Task description
Identify the lines that contain the string "Mein", then copy each of them.

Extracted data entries
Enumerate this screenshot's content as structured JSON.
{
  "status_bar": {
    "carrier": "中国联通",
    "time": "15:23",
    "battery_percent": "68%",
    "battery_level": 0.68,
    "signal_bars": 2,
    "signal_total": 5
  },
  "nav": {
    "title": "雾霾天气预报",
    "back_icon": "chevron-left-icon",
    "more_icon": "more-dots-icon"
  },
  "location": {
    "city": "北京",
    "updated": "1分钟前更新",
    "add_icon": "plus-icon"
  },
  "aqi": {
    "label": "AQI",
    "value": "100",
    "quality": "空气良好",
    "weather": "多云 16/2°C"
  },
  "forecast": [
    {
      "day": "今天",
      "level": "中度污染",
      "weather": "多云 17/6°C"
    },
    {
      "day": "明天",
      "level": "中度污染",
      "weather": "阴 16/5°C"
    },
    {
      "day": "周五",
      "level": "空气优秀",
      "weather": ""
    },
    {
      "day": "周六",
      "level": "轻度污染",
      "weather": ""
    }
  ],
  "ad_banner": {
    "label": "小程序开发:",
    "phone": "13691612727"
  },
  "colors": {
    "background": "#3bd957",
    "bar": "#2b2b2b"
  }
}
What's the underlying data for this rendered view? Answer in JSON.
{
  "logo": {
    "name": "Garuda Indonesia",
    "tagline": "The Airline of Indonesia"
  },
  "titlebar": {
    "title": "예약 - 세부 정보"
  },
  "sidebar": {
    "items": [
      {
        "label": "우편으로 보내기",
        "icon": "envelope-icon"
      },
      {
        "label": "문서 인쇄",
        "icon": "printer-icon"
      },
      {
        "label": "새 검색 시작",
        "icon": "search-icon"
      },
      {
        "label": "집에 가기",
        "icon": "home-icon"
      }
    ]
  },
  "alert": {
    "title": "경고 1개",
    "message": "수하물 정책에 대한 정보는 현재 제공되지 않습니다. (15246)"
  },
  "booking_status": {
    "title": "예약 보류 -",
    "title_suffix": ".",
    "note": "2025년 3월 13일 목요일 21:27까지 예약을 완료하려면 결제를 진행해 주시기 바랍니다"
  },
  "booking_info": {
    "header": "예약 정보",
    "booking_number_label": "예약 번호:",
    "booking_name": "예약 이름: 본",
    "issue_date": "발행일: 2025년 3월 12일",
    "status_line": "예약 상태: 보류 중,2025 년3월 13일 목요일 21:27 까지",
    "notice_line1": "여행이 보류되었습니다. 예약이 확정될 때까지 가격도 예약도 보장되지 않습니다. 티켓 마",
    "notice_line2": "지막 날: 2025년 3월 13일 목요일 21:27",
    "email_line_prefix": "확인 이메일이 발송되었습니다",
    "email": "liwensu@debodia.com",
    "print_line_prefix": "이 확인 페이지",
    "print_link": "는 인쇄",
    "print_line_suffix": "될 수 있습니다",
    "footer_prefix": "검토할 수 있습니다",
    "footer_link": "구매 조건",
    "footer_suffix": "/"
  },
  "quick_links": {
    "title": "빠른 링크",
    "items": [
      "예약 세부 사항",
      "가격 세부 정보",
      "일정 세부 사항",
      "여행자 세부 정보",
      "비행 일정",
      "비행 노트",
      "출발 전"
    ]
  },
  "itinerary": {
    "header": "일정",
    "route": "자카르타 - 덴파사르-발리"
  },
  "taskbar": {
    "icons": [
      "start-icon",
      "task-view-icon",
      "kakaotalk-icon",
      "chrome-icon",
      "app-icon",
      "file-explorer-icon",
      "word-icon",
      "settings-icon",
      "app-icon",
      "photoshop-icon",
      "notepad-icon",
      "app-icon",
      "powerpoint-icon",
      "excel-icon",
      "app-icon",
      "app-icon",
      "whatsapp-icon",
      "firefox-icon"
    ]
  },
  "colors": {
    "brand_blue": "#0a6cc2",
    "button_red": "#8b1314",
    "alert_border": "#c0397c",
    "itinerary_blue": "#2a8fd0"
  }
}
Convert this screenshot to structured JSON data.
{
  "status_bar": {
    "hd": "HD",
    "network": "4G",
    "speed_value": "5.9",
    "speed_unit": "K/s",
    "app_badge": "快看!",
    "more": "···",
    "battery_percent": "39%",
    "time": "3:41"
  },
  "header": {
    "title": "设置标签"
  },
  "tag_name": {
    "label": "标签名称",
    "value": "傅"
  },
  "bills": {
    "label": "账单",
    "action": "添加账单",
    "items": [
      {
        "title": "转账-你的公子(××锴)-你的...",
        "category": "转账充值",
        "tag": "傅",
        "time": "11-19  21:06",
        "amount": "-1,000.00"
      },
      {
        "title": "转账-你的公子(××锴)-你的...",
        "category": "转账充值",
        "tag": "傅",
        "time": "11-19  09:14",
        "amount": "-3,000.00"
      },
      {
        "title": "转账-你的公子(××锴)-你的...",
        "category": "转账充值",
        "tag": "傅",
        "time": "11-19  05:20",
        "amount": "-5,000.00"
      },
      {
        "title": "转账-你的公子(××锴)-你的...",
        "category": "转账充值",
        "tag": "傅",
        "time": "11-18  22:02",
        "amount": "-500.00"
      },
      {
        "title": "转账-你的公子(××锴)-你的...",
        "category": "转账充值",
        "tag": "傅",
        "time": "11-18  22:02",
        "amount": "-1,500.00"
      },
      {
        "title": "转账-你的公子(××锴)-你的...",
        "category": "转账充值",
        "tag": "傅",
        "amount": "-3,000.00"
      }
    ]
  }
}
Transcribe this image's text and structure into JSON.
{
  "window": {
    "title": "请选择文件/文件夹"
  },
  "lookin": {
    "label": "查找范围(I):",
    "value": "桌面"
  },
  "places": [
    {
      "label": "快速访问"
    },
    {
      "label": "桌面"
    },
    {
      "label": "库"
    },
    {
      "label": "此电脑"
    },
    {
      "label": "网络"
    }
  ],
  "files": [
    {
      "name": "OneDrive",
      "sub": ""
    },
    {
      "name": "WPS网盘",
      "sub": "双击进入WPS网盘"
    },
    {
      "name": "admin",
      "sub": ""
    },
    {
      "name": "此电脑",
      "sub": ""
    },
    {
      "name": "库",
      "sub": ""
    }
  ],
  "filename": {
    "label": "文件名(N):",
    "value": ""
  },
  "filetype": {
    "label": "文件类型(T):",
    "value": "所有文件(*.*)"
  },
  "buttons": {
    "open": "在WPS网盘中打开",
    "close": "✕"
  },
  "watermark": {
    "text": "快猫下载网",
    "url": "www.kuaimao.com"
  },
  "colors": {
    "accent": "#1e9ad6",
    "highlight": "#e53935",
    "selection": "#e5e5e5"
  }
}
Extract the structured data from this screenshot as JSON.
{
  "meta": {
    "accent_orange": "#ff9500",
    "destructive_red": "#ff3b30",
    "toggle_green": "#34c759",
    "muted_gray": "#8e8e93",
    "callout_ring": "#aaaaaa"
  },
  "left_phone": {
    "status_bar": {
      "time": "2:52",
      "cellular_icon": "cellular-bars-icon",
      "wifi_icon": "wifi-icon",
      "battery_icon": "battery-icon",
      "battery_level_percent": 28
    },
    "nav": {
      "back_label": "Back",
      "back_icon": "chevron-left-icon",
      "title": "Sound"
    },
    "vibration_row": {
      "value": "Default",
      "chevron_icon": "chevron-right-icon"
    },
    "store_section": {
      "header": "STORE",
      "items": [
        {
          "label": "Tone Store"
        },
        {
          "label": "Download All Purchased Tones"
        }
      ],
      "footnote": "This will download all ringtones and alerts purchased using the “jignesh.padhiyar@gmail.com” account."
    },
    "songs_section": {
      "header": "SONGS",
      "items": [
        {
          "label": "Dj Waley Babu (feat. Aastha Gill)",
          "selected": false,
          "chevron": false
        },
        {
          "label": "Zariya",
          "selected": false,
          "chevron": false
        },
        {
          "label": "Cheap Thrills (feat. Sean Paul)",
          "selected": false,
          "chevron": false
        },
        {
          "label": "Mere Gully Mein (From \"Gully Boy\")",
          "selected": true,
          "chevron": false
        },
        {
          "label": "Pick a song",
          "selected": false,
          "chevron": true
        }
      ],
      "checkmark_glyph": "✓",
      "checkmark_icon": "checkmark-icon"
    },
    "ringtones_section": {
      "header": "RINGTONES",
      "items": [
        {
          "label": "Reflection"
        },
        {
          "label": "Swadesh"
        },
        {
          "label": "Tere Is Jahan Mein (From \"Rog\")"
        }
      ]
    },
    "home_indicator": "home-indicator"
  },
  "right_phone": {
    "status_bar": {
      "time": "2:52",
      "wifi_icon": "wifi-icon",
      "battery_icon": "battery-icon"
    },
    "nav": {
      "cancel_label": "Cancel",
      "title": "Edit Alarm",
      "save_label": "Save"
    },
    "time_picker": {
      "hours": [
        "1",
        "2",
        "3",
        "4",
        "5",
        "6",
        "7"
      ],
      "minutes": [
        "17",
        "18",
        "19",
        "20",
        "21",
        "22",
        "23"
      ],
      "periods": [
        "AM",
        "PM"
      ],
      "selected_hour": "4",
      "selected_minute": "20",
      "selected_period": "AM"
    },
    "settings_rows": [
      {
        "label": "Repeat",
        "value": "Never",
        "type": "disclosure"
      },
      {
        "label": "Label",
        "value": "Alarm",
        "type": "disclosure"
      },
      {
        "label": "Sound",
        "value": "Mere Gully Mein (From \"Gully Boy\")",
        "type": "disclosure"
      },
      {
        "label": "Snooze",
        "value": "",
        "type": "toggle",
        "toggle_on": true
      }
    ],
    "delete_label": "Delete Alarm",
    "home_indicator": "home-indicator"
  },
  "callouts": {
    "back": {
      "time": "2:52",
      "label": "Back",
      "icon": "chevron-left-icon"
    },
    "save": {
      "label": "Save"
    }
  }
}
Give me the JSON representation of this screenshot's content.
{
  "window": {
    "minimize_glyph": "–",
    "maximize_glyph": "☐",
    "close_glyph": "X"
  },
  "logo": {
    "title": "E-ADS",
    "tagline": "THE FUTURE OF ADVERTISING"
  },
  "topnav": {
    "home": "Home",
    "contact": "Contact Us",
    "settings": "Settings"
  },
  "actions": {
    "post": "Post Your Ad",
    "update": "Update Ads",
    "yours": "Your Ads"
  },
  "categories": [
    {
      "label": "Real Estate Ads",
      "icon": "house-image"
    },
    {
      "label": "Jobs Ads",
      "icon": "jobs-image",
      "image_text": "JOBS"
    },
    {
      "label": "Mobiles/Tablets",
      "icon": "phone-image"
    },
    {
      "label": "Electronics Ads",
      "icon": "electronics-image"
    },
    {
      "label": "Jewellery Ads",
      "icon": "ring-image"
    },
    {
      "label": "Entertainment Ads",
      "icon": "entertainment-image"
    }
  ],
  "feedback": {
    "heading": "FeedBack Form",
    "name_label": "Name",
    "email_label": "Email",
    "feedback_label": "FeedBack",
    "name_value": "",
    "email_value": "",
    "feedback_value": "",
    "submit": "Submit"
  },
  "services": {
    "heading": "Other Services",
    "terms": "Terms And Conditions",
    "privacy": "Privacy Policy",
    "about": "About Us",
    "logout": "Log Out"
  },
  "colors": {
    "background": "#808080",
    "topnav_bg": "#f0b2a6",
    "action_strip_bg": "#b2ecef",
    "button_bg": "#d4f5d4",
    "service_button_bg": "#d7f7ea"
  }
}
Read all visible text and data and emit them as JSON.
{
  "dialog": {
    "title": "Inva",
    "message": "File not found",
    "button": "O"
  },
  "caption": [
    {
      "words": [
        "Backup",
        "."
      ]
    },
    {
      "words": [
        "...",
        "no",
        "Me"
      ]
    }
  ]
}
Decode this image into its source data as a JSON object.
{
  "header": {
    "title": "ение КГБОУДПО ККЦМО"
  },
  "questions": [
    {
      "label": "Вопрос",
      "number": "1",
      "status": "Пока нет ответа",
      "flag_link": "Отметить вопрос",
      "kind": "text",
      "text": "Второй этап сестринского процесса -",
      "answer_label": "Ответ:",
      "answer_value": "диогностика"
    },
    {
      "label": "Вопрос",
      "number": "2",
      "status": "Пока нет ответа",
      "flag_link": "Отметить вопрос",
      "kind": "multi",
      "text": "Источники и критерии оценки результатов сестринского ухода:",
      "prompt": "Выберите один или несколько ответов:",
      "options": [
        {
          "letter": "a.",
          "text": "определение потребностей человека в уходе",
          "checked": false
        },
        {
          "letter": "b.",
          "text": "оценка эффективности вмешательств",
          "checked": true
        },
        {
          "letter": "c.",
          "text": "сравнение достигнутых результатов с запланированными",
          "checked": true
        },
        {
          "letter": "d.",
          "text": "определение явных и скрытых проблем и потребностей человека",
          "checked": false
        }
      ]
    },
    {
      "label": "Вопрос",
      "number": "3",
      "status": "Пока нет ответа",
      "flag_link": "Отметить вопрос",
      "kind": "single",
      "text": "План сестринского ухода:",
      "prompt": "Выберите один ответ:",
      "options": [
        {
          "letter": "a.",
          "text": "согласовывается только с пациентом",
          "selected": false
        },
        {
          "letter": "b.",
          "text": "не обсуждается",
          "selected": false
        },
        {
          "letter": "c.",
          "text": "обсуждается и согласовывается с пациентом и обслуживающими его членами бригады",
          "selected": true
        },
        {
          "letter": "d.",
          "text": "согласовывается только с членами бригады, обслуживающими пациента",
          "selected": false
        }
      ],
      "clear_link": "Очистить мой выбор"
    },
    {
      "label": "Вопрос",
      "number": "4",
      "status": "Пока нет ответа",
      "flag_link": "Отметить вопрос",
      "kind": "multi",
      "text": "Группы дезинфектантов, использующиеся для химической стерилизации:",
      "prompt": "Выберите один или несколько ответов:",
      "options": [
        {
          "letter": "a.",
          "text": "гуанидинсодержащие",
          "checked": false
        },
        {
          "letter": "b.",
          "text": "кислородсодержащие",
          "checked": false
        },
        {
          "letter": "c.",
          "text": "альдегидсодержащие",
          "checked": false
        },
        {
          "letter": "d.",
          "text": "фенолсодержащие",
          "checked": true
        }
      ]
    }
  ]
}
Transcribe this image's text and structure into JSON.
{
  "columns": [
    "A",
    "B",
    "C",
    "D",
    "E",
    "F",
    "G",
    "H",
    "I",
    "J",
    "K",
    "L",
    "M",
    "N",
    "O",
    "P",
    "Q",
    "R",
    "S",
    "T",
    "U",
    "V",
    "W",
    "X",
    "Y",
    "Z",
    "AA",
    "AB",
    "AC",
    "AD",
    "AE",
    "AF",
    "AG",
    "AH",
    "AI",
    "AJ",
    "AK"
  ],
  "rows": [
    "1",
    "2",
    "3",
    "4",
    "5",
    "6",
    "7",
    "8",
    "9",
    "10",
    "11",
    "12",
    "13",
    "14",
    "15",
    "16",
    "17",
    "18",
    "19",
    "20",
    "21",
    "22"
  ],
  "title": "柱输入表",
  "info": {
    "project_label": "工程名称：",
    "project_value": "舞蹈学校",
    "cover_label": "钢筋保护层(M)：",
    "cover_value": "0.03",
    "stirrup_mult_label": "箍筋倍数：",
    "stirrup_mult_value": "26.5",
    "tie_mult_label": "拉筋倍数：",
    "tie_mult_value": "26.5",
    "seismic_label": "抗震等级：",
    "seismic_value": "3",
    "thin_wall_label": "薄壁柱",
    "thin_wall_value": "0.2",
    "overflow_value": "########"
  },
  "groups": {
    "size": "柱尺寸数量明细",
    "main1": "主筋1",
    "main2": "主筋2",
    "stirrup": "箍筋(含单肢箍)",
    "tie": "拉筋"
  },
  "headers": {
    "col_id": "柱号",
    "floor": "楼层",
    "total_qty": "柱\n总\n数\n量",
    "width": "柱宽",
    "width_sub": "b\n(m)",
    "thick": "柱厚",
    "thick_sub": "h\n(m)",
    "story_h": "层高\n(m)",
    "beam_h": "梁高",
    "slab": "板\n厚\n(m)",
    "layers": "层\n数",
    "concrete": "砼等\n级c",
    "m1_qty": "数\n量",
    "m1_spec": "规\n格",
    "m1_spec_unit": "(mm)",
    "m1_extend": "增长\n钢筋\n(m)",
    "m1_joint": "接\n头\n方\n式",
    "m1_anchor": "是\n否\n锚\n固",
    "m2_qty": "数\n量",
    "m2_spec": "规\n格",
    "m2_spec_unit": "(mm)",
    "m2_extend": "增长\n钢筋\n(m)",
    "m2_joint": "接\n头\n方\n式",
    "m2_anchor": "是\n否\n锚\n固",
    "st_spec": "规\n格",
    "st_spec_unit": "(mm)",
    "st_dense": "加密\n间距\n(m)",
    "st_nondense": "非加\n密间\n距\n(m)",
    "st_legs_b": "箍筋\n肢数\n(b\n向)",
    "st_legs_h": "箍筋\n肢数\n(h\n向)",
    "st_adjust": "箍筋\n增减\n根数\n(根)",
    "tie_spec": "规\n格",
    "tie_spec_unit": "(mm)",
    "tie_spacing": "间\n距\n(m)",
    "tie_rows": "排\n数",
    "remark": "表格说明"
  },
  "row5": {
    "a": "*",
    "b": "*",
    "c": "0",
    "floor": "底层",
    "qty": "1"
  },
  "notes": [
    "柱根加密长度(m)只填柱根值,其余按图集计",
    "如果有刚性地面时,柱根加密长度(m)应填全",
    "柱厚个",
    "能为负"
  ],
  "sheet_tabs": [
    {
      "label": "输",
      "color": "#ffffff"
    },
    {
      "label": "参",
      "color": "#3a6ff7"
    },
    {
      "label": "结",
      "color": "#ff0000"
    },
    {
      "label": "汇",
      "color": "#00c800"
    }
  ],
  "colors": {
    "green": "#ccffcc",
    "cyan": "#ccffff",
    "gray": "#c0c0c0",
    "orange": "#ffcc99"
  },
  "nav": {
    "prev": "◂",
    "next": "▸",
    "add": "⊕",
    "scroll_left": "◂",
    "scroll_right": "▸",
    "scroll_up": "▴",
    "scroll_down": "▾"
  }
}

Solution below
          "label": "Mere Gully Mein (From \"Gully Boy\")",
          "label": "Tere Is Jahan Mein (From \"Rog\")"
        "value": "Mere Gully Mein (From \"Gully Boy\")",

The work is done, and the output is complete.